## Stated goal
Copy out the listing exactly.

[Saved data entries]
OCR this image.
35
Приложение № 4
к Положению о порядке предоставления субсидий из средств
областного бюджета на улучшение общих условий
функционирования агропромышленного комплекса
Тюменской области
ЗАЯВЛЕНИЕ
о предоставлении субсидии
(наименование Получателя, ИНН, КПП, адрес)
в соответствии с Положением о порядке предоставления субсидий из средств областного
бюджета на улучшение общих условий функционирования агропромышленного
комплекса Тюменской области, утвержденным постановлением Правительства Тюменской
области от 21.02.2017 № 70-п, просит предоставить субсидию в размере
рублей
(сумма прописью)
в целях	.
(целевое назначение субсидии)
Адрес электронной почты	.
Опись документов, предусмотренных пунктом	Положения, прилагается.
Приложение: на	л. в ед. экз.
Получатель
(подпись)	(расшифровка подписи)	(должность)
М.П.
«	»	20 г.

## Written reply
OCR this image.
35
Приложение № 4
к Положению о порядке предоставления субсидий из средств
областного бюджета на улучшение общих условий
функционирования агропромышленного комплекса
Тюменской области
ЗАЯВЛЕНИЕ
о предоставлении субсидии
(наименование Получателя, ИНН, КПП, адрес)
в соответствии с Положением о порядке предоставления субсидий из средств областного
бюджета на улучшение общих условий функционирования агропромышленного
комплекса Тюменской области, утвержденным постановлением Правительства Тюменской
области от 21.02.2017 № 70-п, просит предоставить субсидию в размере
рублей
(сумма прописью)
в целях	.
(целевое назначение субсидии)
Адрес электронной почты	.
Опись документов, предусмотренных пунктом	Положения, прилагается.
Приложение: на	л. в ед. экз.
Получатель
(подпись)	(расшифровка подписи)	(должность)
М.П.
«	»	20 г.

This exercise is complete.